(Brief): Skip the pictures. Reproduce all other material exactly.

(Records for this exercise):
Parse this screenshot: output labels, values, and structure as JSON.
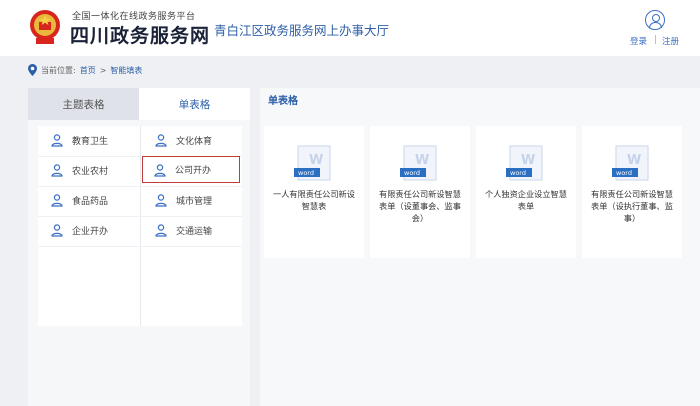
{
  "header": {
    "tagline": "全国一体化在线政务服务平台",
    "brand": "四川政务服务网",
    "hall": "青白江区政务服务网上办事大厅",
    "login": "登录",
    "separator": "|",
    "register": "注册"
  },
  "breadcrumb": {
    "prefix": "当前位置:",
    "home": "首页",
    "arrow": ">",
    "current": "智能填表"
  },
  "tabs": [
    {
      "label": "主题表格",
      "active": false
    },
    {
      "label": "单表格",
      "active": true
    }
  ],
  "categories": [
    {
      "label": "教育卫生",
      "selected": false,
      "icon": "user-icon"
    },
    {
      "label": "文化体育",
      "selected": false,
      "icon": "user-icon"
    },
    {
      "label": "农业农村",
      "selected": false,
      "icon": "user-icon"
    },
    {
      "label": "公司开办",
      "selected": true,
      "icon": "user-icon"
    },
    {
      "label": "食品药品",
      "selected": false,
      "icon": "user-icon"
    },
    {
      "label": "城市管理",
      "selected": false,
      "icon": "user-icon"
    },
    {
      "label": "企业开办",
      "selected": false,
      "icon": "user-icon"
    },
    {
      "label": "交通运输",
      "selected": false,
      "icon": "user-icon"
    }
  ],
  "main": {
    "section_title": "单表格",
    "docs": [
      {
        "badge": "word",
        "title": "一人有限责任公司新设智慧表"
      },
      {
        "badge": "word",
        "title": "有限责任公司新设智慧表单（设董事会、监事会）"
      },
      {
        "badge": "word",
        "title": "个人独资企业设立智慧表单"
      },
      {
        "badge": "word",
        "title": "有限责任公司新设智慧表单（设执行董事、监事）"
      }
    ]
  },
  "colors": {
    "accent": "#2d5fa8",
    "selected_border": "#c23b3b",
    "word_badge": "#2b6fc2"
  }
}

(Right answer):
Parse this screenshot: output labels, values, and structure as JSON.
{
  "header": {
    "tagline": "全国一体化在线政务服务平台",
    "brand": "四川政务服务网",
    "hall": "青白江区政务服务网上办事大厅",
    "login": "登录",
    "separator": "|",
    "register": "注册"
  },
  "breadcrumb": {
    "prefix": "当前位置:",
    "home": "首页",
    "arrow": ">",
    "current": "智能填表"
  },
  "tabs": [
    {
      "label": "主题表格",
      "active": false
    },
    {
      "label": "单表格",
      "active": true
    }
  ],
  "categories": [
    {
      "label": "教育卫生",
      "selected": false,
      "icon": "user-icon"
    },
    {
      "label": "文化体育",
      "selected": false,
      "icon": "user-icon"
    },
    {
      "label": "农业农村",
      "selected": false,
      "icon": "user-icon"
    },
    {
      "label": "公司开办",
      "selected": true,
      "icon": "user-icon"
    },
    {
      "label": "食品药品",
      "selected": false,
      "icon": "user-icon"
    },
    {
      "label": "城市管理",
      "selected": false,
      "icon": "user-icon"
    },
    {
      "label": "企业开办",
      "selected": false,
      "icon": "user-icon"
    },
    {
      "label": "交通运输",
      "selected": false,
      "icon": "user-icon"
    }
  ],
  "main": {
    "section_title": "单表格",
    "docs": [
      {
        "badge": "word",
        "title": "一人有限责任公司新设智慧表"
      },
      {
        "badge": "word",
        "title": "有限责任公司新设智慧表单（设董事会、监事会）"
      },
      {
        "badge": "word",
        "title": "个人独资企业设立智慧表单"
      },
      {
        "badge": "word",
        "title": "有限责任公司新设智慧表单（设执行董事、监事）"
      }
    ]
  },
  "colors": {
    "accent": "#2d5fa8",
    "selected_border": "#c23b3b",
    "word_badge": "#2b6fc2"
  }
}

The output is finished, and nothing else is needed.